What follows is a set of records; restate each one word for word and drop the pictures.

[Records]
☆ ☆ ☆ ☆ ☆

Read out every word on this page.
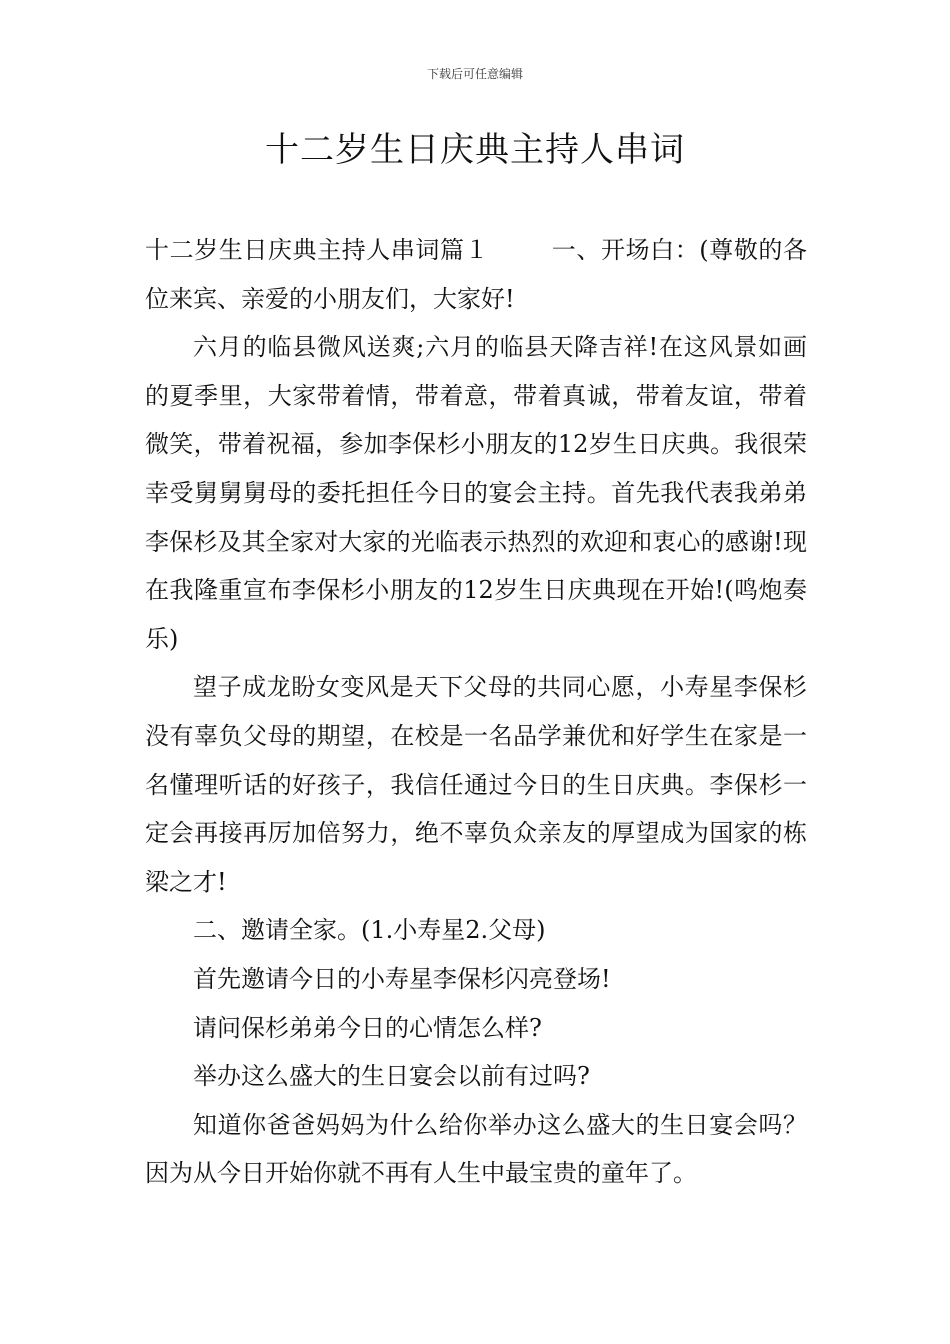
下载后可任意编辑
十二岁生日庆典主持人串词

十二岁生日庆典主持人串词篇１	一、开场白：(尊敬的各位来宾、亲爱的小朋友们，大家好!

六月的临县微风送爽;六月的临县天降吉祥!在这风景如画的夏季里，大家带着情，带着意，带着真诚，带着友谊，带着微笑，带着祝福，参加李保杉小朋友的12岁生日庆典。我很荣幸受舅舅舅母的委托担任今日的宴会主持。首先我代表我弟弟李保杉及其全家对大家的光临表示热烈的欢迎和衷心的感谢!现在我隆重宣布李保杉小朋友的12岁生日庆典现在开始!(鸣炮奏乐)

望子成龙盼女变风是天下父母的共同心愿，小寿星李保杉没有辜负父母的期望，在校是一名品学兼优和好学生在家是一名懂理听话的好孩子，我信任通过今日的生日庆典。李保杉一定会再接再厉加倍努力，绝不辜负众亲友的厚望成为国家的栋梁之才!

二、邀请全家。(1.小寿星2.父母)

首先邀请今日的小寿星李保杉闪亮登场!

请问保杉弟弟今日的心情怎么样?

举办这么盛大的生日宴会以前有过吗?

知道你爸爸妈妈为什么给你举办这么盛大的生日宴会吗？因为从今日开始你就不再有人生中最宝贵的童年了。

☆ ☆ ☆ ☆ ☆

[Full solution]
Read out every word on this page.
下载后可任意编辑
十二岁生日庆典主持人串词

十二岁生日庆典主持人串词篇１	一、开场白：(尊敬的各位来宾、亲爱的小朋友们，大家好!

六月的临县微风送爽;六月的临县天降吉祥!在这风景如画的夏季里，大家带着情，带着意，带着真诚，带着友谊，带着微笑，带着祝福，参加李保杉小朋友的12岁生日庆典。我很荣幸受舅舅舅母的委托担任今日的宴会主持。首先我代表我弟弟李保杉及其全家对大家的光临表示热烈的欢迎和衷心的感谢!现在我隆重宣布李保杉小朋友的12岁生日庆典现在开始!(鸣炮奏乐)

望子成龙盼女变风是天下父母的共同心愿，小寿星李保杉没有辜负父母的期望，在校是一名品学兼优和好学生在家是一名懂理听话的好孩子，我信任通过今日的生日庆典。李保杉一定会再接再厉加倍努力，绝不辜负众亲友的厚望成为国家的栋梁之才!

二、邀请全家。(1.小寿星2.父母)

首先邀请今日的小寿星李保杉闪亮登场!

请问保杉弟弟今日的心情怎么样?

举办这么盛大的生日宴会以前有过吗?

知道你爸爸妈妈为什么给你举办这么盛大的生日宴会吗？因为从今日开始你就不再有人生中最宝贵的童年了。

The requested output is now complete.